----- Provided material -----

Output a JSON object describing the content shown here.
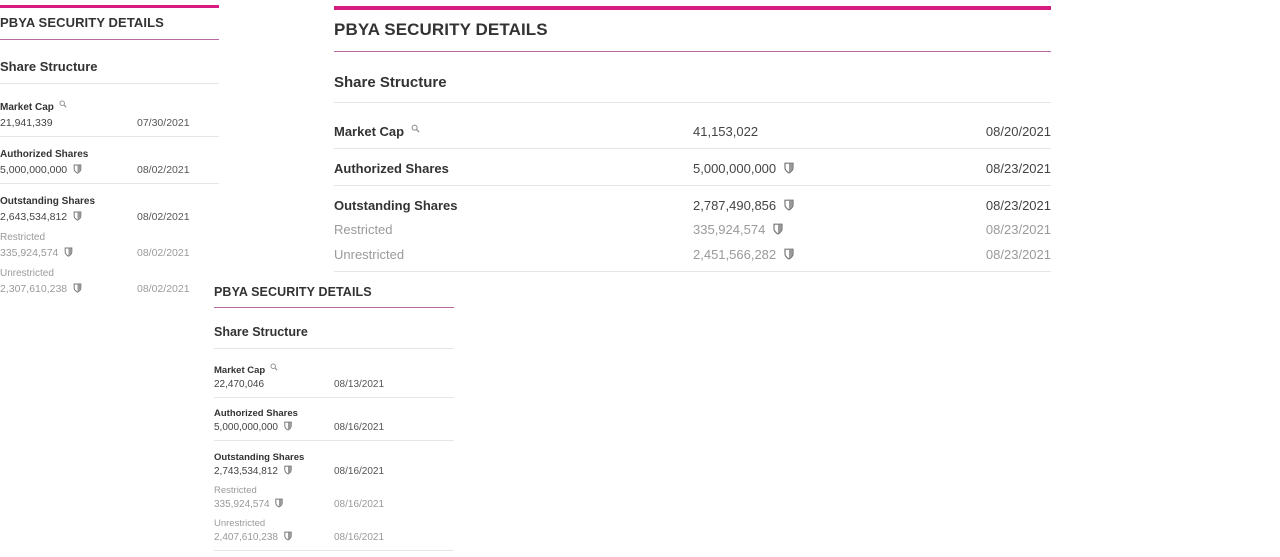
{
  "panels": [
    {
      "title": "PBYA SECURITY DETAILS",
      "section": "Share Structure",
      "market_cap": {
        "label": "Market Cap",
        "value": "21,941,339",
        "date": "07/30/2021"
      },
      "authorized": {
        "label": "Authorized Shares",
        "value": "5,000,000,000",
        "date": "08/02/2021"
      },
      "outstanding": {
        "label": "Outstanding Shares",
        "value": "2,643,534,812",
        "date": "08/02/2021"
      },
      "restricted": {
        "label": "Restricted",
        "value": "335,924,574",
        "date": "08/02/2021"
      },
      "unrestricted": {
        "label": "Unrestricted",
        "value": "2,307,610,238",
        "date": "08/02/2021"
      }
    },
    {
      "title": "PBYA SECURITY DETAILS",
      "section": "Share Structure",
      "market_cap": {
        "label": "Market Cap",
        "value": "41,153,022",
        "date": "08/20/2021"
      },
      "authorized": {
        "label": "Authorized Shares",
        "value": "5,000,000,000",
        "date": "08/23/2021"
      },
      "outstanding": {
        "label": "Outstanding Shares",
        "value": "2,787,490,856",
        "date": "08/23/2021"
      },
      "restricted": {
        "label": "Restricted",
        "value": "335,924,574",
        "date": "08/23/2021"
      },
      "unrestricted": {
        "label": "Unrestricted",
        "value": "2,451,566,282",
        "date": "08/23/2021"
      }
    },
    {
      "title": "PBYA SECURITY DETAILS",
      "section": "Share Structure",
      "market_cap": {
        "label": "Market Cap",
        "value": "22,470,046",
        "date": "08/13/2021"
      },
      "authorized": {
        "label": "Authorized Shares",
        "value": "5,000,000,000",
        "date": "08/16/2021"
      },
      "outstanding": {
        "label": "Outstanding Shares",
        "value": "2,743,534,812",
        "date": "08/16/2021"
      },
      "restricted": {
        "label": "Restricted",
        "value": "335,924,574",
        "date": "08/16/2021"
      },
      "unrestricted": {
        "label": "Unrestricted",
        "value": "2,407,610,238",
        "date": "08/16/2021"
      }
    }
  ],
  "icons": {
    "market_cap": "zoom-icon",
    "shares": "shield-icon"
  },
  "colors": {
    "accent": "#d81b7f",
    "muted_text": "#9a9a9a"
  }
}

-----

Work to do: The material above holds pictures; copy everything else in it exactly.

The answer:
Output a JSON object describing the content shown here.
{
  "panels": [
    {
      "title": "PBYA SECURITY DETAILS",
      "section": "Share Structure",
      "market_cap": {
        "label": "Market Cap",
        "value": "21,941,339",
        "date": "07/30/2021"
      },
      "authorized": {
        "label": "Authorized Shares",
        "value": "5,000,000,000",
        "date": "08/02/2021"
      },
      "outstanding": {
        "label": "Outstanding Shares",
        "value": "2,643,534,812",
        "date": "08/02/2021"
      },
      "restricted": {
        "label": "Restricted",
        "value": "335,924,574",
        "date": "08/02/2021"
      },
      "unrestricted": {
        "label": "Unrestricted",
        "value": "2,307,610,238",
        "date": "08/02/2021"
      }
    },
    {
      "title": "PBYA SECURITY DETAILS",
      "section": "Share Structure",
      "market_cap": {
        "label": "Market Cap",
        "value": "41,153,022",
        "date": "08/20/2021"
      },
      "authorized": {
        "label": "Authorized Shares",
        "value": "5,000,000,000",
        "date": "08/23/2021"
      },
      "outstanding": {
        "label": "Outstanding Shares",
        "value": "2,787,490,856",
        "date": "08/23/2021"
      },
      "restricted": {
        "label": "Restricted",
        "value": "335,924,574",
        "date": "08/23/2021"
      },
      "unrestricted": {
        "label": "Unrestricted",
        "value": "2,451,566,282",
        "date": "08/23/2021"
      }
    },
    {
      "title": "PBYA SECURITY DETAILS",
      "section": "Share Structure",
      "market_cap": {
        "label": "Market Cap",
        "value": "22,470,046",
        "date": "08/13/2021"
      },
      "authorized": {
        "label": "Authorized Shares",
        "value": "5,000,000,000",
        "date": "08/16/2021"
      },
      "outstanding": {
        "label": "Outstanding Shares",
        "value": "2,743,534,812",
        "date": "08/16/2021"
      },
      "restricted": {
        "label": "Restricted",
        "value": "335,924,574",
        "date": "08/16/2021"
      },
      "unrestricted": {
        "label": "Unrestricted",
        "value": "2,407,610,238",
        "date": "08/16/2021"
      }
    }
  ],
  "icons": {
    "market_cap": "zoom-icon",
    "shares": "shield-icon"
  },
  "colors": {
    "accent": "#d81b7f",
    "muted_text": "#9a9a9a"
  }
}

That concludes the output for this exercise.